[Structured figure records]
** begin **
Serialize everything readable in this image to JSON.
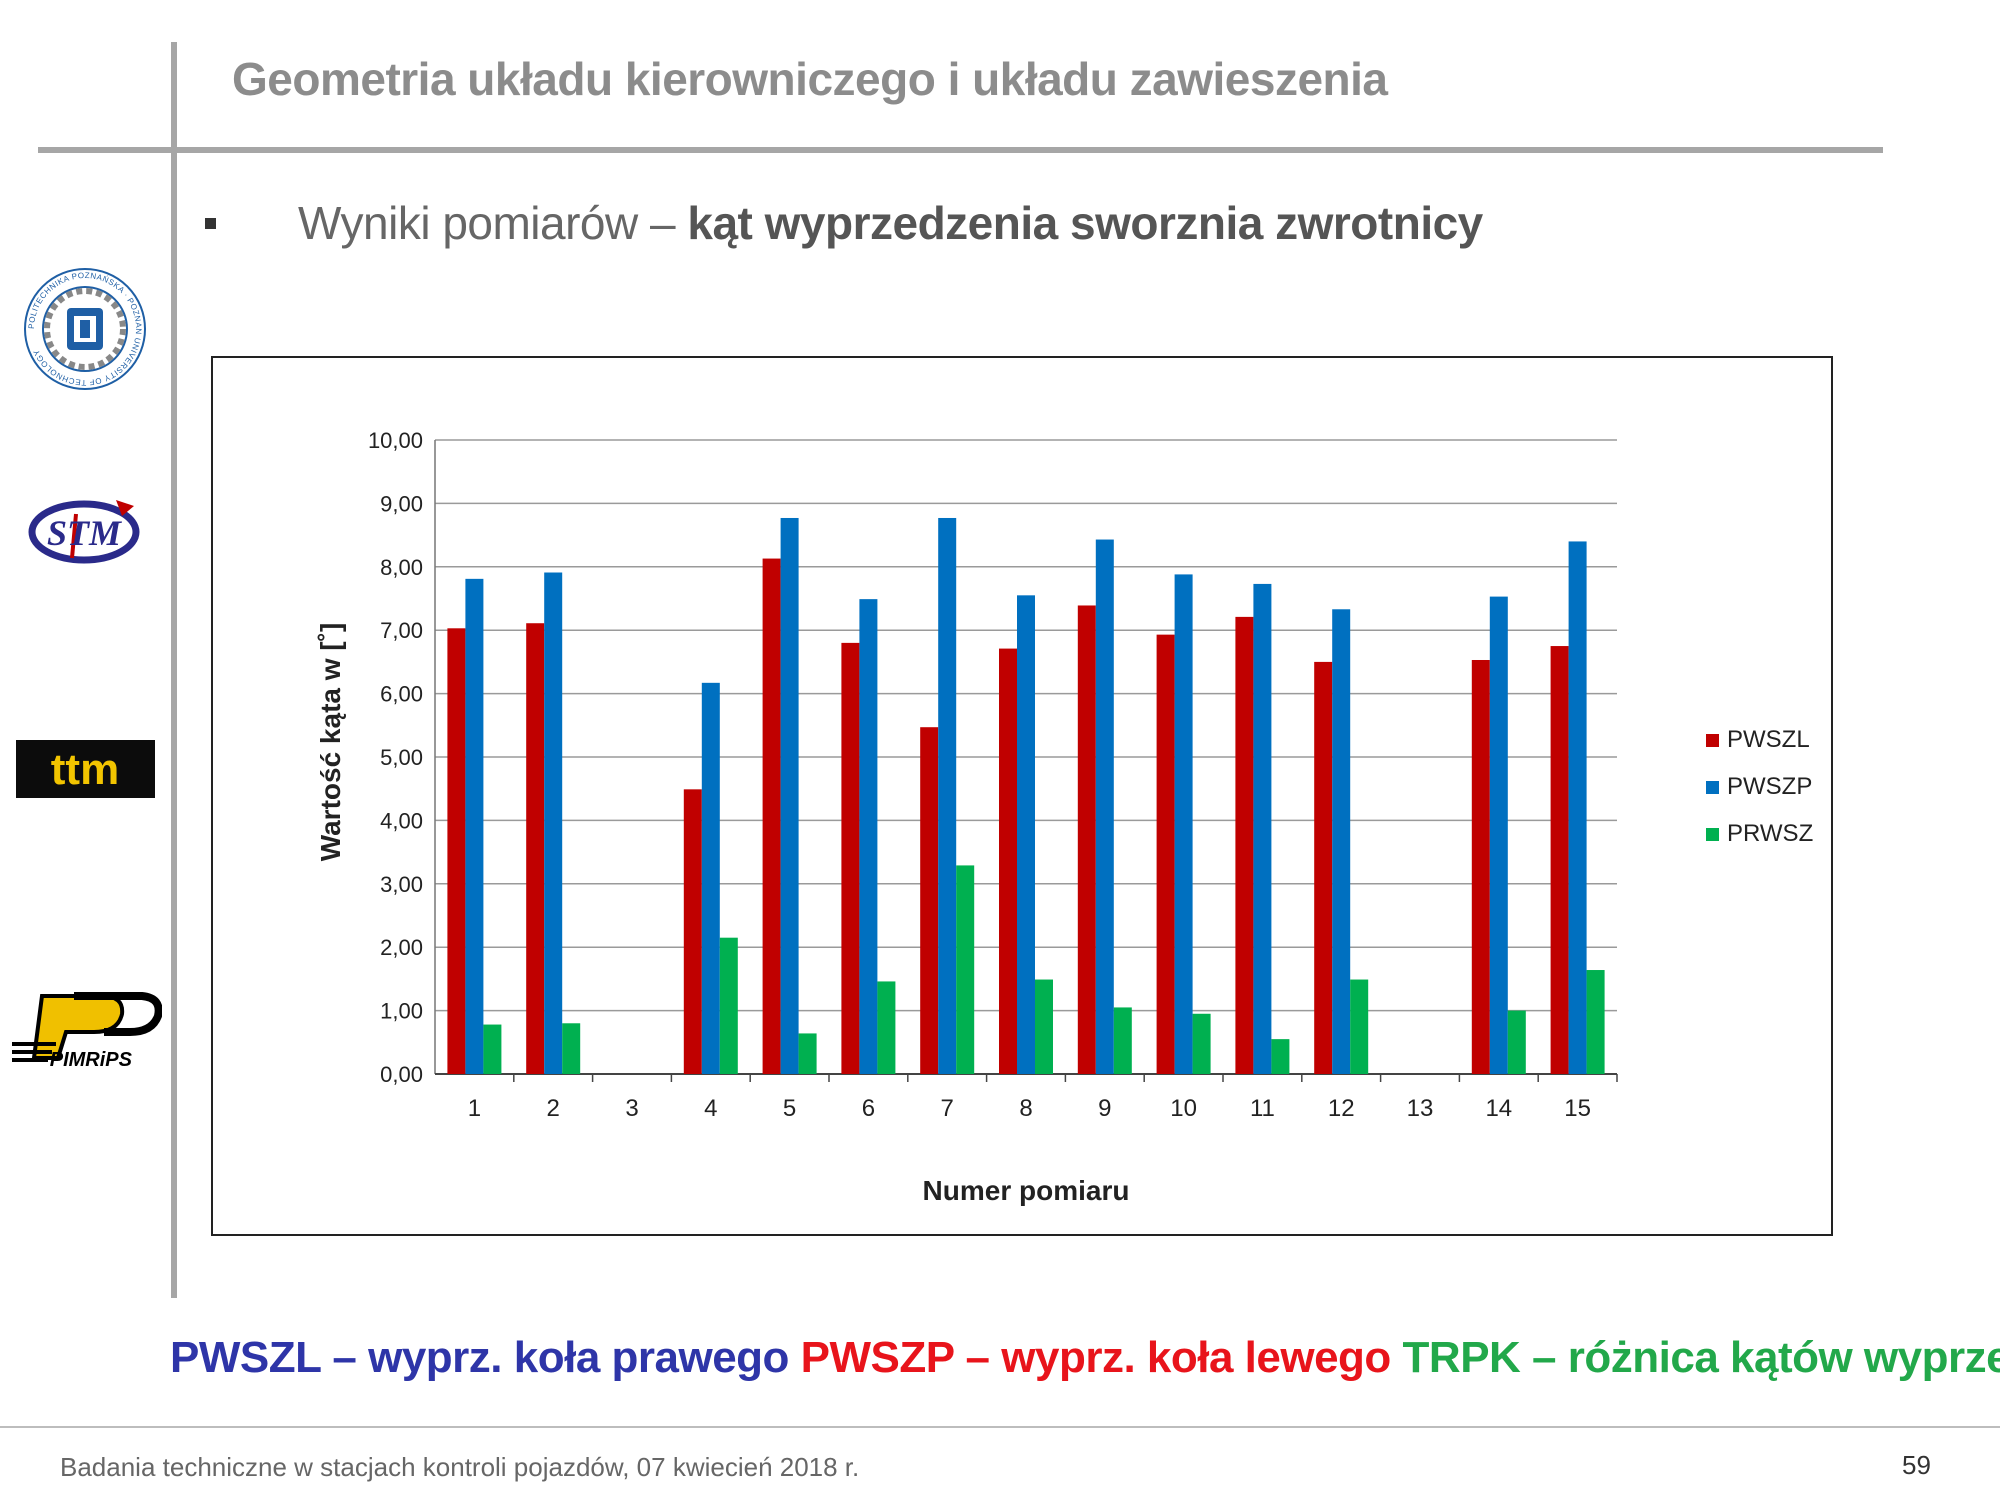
{
  "slide": {
    "title": "Geometria układu kierowniczego i układu zawieszenia",
    "subtitle_prefix": "Wyniki pomiarów – ",
    "subtitle_bold": "kąt wyprzedzenia sworznia zwrotnicy",
    "footer": "Badania techniczne w stacjach kontroli pojazdów, 07 kwiecień 2018 r.",
    "page_number": "59"
  },
  "logos": {
    "ttm_text": "ttm",
    "stm_text": "STM",
    "pimrips_text": "PIMRiPS",
    "university_text": "POLITECHNIKA POZNAŃSKA · POZNAN UNIVERSITY OF TECHNOLOGY"
  },
  "note": {
    "part1": "PWSZL – wyprz. koła prawego",
    "part2": "PWSZP – wyprz. koła lewego",
    "part3": "TRPK – różnica kątów wyprzedz.",
    "color1": "#2e35a8",
    "color2": "#e8141b",
    "color3": "#22a84a"
  },
  "chart_data": {
    "type": "bar",
    "title": "",
    "xlabel": "Numer pomiaru",
    "ylabel": "Wartość kąta w [˚]",
    "ylim": [
      0,
      10
    ],
    "yticks": [
      "0,00",
      "1,00",
      "2,00",
      "3,00",
      "4,00",
      "5,00",
      "6,00",
      "7,00",
      "8,00",
      "9,00",
      "10,00"
    ],
    "categories": [
      "1",
      "2",
      "3",
      "4",
      "5",
      "6",
      "7",
      "8",
      "9",
      "10",
      "11",
      "12",
      "13",
      "14",
      "15"
    ],
    "grid": true,
    "legend_position": "right",
    "series": [
      {
        "name": "PWSZL",
        "color": "#c00000",
        "values": [
          7.03,
          7.11,
          null,
          4.49,
          8.13,
          6.8,
          5.47,
          6.71,
          7.39,
          6.93,
          7.21,
          6.5,
          null,
          6.53,
          6.75
        ]
      },
      {
        "name": "PWSZP",
        "color": "#0070c0",
        "values": [
          7.81,
          7.91,
          null,
          6.17,
          8.77,
          7.49,
          8.77,
          7.55,
          8.43,
          7.88,
          7.73,
          7.33,
          null,
          7.53,
          8.4
        ]
      },
      {
        "name": "PRWSZ",
        "color": "#00b050",
        "values": [
          0.78,
          0.8,
          null,
          2.15,
          0.64,
          1.46,
          3.29,
          1.49,
          1.05,
          0.95,
          0.55,
          1.49,
          null,
          1.0,
          1.64
        ]
      }
    ]
  }
}
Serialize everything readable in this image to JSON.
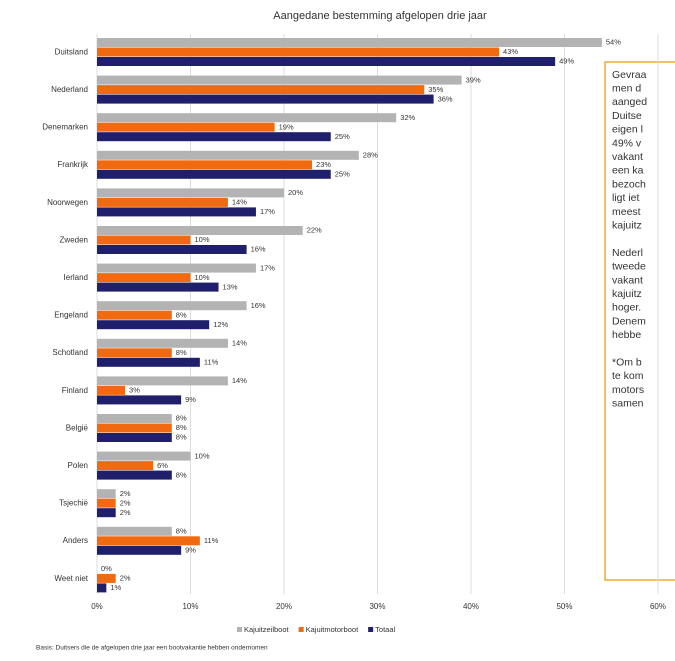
{
  "chart_data": {
    "type": "hbar",
    "subtitle": "Aangedane bestemming afgelopen drie jaar",
    "categories": [
      "Duitsland",
      "Nederland",
      "Denemarken",
      "Frankrijk",
      "Noorwegen",
      "Zweden",
      "Ierland",
      "Engeland",
      "Schotland",
      "Finland",
      "België",
      "Polen",
      "Tsjechië",
      "Anders",
      "Weet niet"
    ],
    "series": [
      {
        "name": "Kajuitzeilboot",
        "color": "#b3b3b3",
        "values": [
          54,
          39,
          32,
          28,
          20,
          22,
          17,
          16,
          14,
          14,
          8,
          10,
          2,
          8,
          0
        ],
        "value_labels": [
          "54%",
          "39%",
          "32%",
          "28%",
          "20%",
          "22%",
          "17%",
          "16%",
          "14%",
          "14%",
          "8%",
          "10%",
          "2%",
          "8%",
          "0%"
        ]
      },
      {
        "name": "Kajuitmotorboot",
        "color": "#f26a10",
        "values": [
          43,
          35,
          19,
          23,
          14,
          10,
          10,
          8,
          8,
          3,
          8,
          6,
          2,
          11,
          2
        ],
        "value_labels": [
          "43%",
          "35%",
          "19%",
          "23%",
          "14%",
          "10%",
          "10%",
          "8%",
          "8%",
          "3%",
          "8%",
          "6%",
          "2%",
          "11%",
          "2%"
        ]
      },
      {
        "name": "Totaal",
        "color": "#1f1f6b",
        "values": [
          49,
          36,
          25,
          25,
          17,
          16,
          13,
          12,
          11,
          9,
          8,
          8,
          2,
          9,
          1
        ],
        "value_labels": [
          "49%",
          "36%",
          "25%",
          "25%",
          "17%",
          "16%",
          "13%",
          "12%",
          "11%",
          "9%",
          "8%",
          "8%",
          "2%",
          "9%",
          "1%"
        ]
      }
    ],
    "xlim": [
      0,
      60
    ],
    "xticks": [
      {
        "value": 0,
        "label": "0%"
      },
      {
        "value": 10,
        "label": "10%"
      },
      {
        "value": 20,
        "label": "20%"
      },
      {
        "value": 30,
        "label": "30%"
      },
      {
        "value": 40,
        "label": "40%"
      },
      {
        "value": 50,
        "label": "50%"
      },
      {
        "value": 60,
        "label": "60%"
      }
    ],
    "grid": true,
    "legend": "bottom",
    "footnote": "Basis: Duitsers die de afgelopen drie jaar een bootvakantie hebben ondernomen",
    "annotation": [
      [
        "Gevraa",
        "men d",
        "aanged",
        "Duitse",
        "eigen l",
        "49% v",
        "vakant",
        "een ka",
        "bezoch",
        "ligt iet",
        "meest",
        "kajuitz"
      ],
      [
        "Nederl",
        "tweede",
        "vakant",
        "kajuitz",
        "hoger.",
        "Denem",
        "hebbe"
      ],
      [
        "*Om b",
        "te kom",
        "motors",
        "samen"
      ]
    ]
  }
}
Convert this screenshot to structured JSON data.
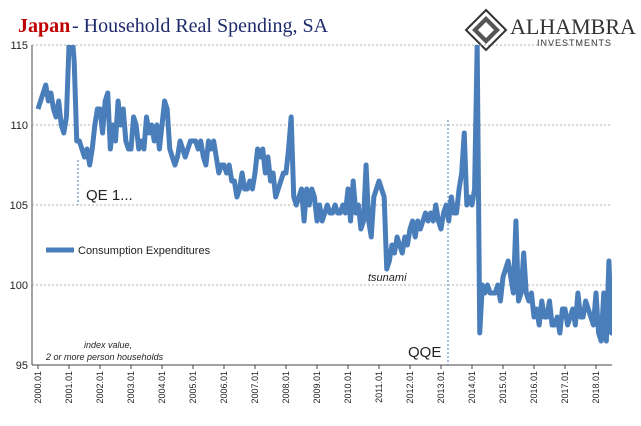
{
  "chart_data": {
    "type": "line",
    "title_highlight": "Japan",
    "title": " - Household Real Spending, SA",
    "brand": "ALHAMBRA",
    "brand_sub": "INVESTMENTS",
    "annotations": [
      "QE 1...",
      "QQE",
      "tsunami"
    ],
    "note": [
      "index value,",
      "2 or more person households"
    ],
    "categories": [
      "2000.01",
      null,
      null,
      null,
      null,
      null,
      null,
      null,
      null,
      null,
      null,
      null,
      "2001.01",
      null,
      null,
      null,
      null,
      null,
      null,
      null,
      null,
      null,
      null,
      null,
      "2002.01",
      null,
      null,
      null,
      null,
      null,
      null,
      null,
      null,
      null,
      null,
      null,
      "2003.01",
      null,
      null,
      null,
      null,
      null,
      null,
      null,
      null,
      null,
      null,
      null,
      "2004.01",
      null,
      null,
      null,
      null,
      null,
      null,
      null,
      null,
      null,
      null,
      null,
      "2005.01",
      null,
      null,
      null,
      null,
      null,
      null,
      null,
      null,
      null,
      null,
      null,
      "2006.01",
      null,
      null,
      null,
      null,
      null,
      null,
      null,
      null,
      null,
      null,
      null,
      "2007.01",
      null,
      null,
      null,
      null,
      null,
      null,
      null,
      null,
      null,
      null,
      null,
      "2008.01",
      null,
      null,
      null,
      null,
      null,
      null,
      null,
      null,
      null,
      null,
      null,
      "2009.01",
      null,
      null,
      null,
      null,
      null,
      null,
      null,
      null,
      null,
      null,
      null,
      "2010.01",
      null,
      null,
      null,
      null,
      null,
      null,
      null,
      null,
      null,
      null,
      null,
      "2011.01",
      null,
      null,
      null,
      null,
      null,
      null,
      null,
      null,
      null,
      null,
      null,
      "2012.01",
      null,
      null,
      null,
      null,
      null,
      null,
      null,
      null,
      null,
      null,
      null,
      "2013.01",
      null,
      null,
      null,
      null,
      null,
      null,
      null,
      null,
      null,
      null,
      null,
      "2014.01",
      null,
      null,
      null,
      null,
      null,
      null,
      null,
      null,
      null,
      null,
      null,
      "2015.01",
      null,
      null,
      null,
      null,
      null,
      null,
      null,
      null,
      null,
      null,
      null,
      "2016.01",
      null,
      null,
      null,
      null,
      null,
      null,
      null,
      null,
      null,
      null,
      null,
      "2017.01",
      null,
      null,
      null,
      null,
      null,
      null,
      null,
      null,
      null,
      null,
      null,
      "2018.01",
      null,
      null,
      null,
      null,
      null,
      null,
      null
    ],
    "series": [
      {
        "name": "Consumption Expenditures",
        "color": "#4a7ebb",
        "values": [
          111,
          111.5,
          112,
          112.5,
          111.5,
          112,
          111,
          110.5,
          111.5,
          110,
          109.5,
          110.5,
          115,
          116,
          114,
          109,
          109,
          108.5,
          108,
          108.5,
          107.5,
          108.5,
          110,
          111,
          111,
          109.5,
          111.5,
          112,
          108.5,
          110,
          109,
          111.5,
          110,
          111,
          109,
          108.5,
          108.5,
          110.5,
          110,
          108.5,
          109,
          108.5,
          110.5,
          109.5,
          110,
          109,
          110,
          108.5,
          110,
          111.5,
          111,
          108.5,
          108,
          107.5,
          108,
          109,
          108.5,
          108,
          108.5,
          109,
          109,
          109,
          108.5,
          109,
          108,
          107.5,
          109,
          108.5,
          109,
          108,
          107,
          107.5,
          107.5,
          107,
          107.5,
          106.5,
          106.5,
          105.5,
          106,
          107,
          106,
          106,
          106.5,
          106,
          107,
          108.5,
          108,
          108.5,
          107,
          108,
          106.5,
          107,
          105.5,
          106,
          106.5,
          107,
          107,
          108.5,
          110.5,
          105.5,
          105,
          105.5,
          106,
          104,
          106,
          105,
          106,
          105.5,
          104,
          105,
          104,
          104.5,
          105,
          104.5,
          104.5,
          105,
          104.5,
          104.5,
          105,
          104.5,
          106,
          104,
          106.5,
          104.5,
          105,
          103.5,
          104,
          107.5,
          104,
          103,
          105.5,
          106,
          106.5,
          106,
          105.5,
          101,
          101.5,
          102.5,
          102,
          103,
          102.5,
          102,
          103,
          102.5,
          103.5,
          104,
          103,
          104,
          103.5,
          104,
          104.5,
          104,
          104.5,
          104,
          105,
          104,
          103.5,
          104.5,
          105,
          104,
          105.5,
          104.5,
          104.5,
          106,
          107,
          109.5,
          105,
          105.5,
          105,
          106,
          115,
          97,
          100,
          99.5,
          100,
          99.5,
          99.5,
          99.5,
          100,
          99,
          100.5,
          101,
          101.5,
          100.5,
          99.5,
          104,
          99,
          99.5,
          102,
          99.5,
          99,
          99.5,
          98,
          98.5,
          97.5,
          99,
          98,
          98,
          99,
          97.5,
          97.5,
          98,
          97,
          98.5,
          98.5,
          97.5,
          98,
          98.5,
          97.5,
          99.5,
          98,
          98,
          99,
          98.5,
          98,
          97.5,
          99.5,
          97,
          96.5,
          99.5,
          96.5,
          101.5,
          97,
          98.5
        ]
      }
    ],
    "ylim": [
      95,
      115
    ],
    "yticks": [
      95,
      100,
      105,
      110,
      115
    ],
    "grid": true
  }
}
** end **
What you should do:
In the lines above, find each one with "PWSZL" and list it.

Result:
    "part1": "PWSZL – wyprz. koła prawego",
        "name": "PWSZL",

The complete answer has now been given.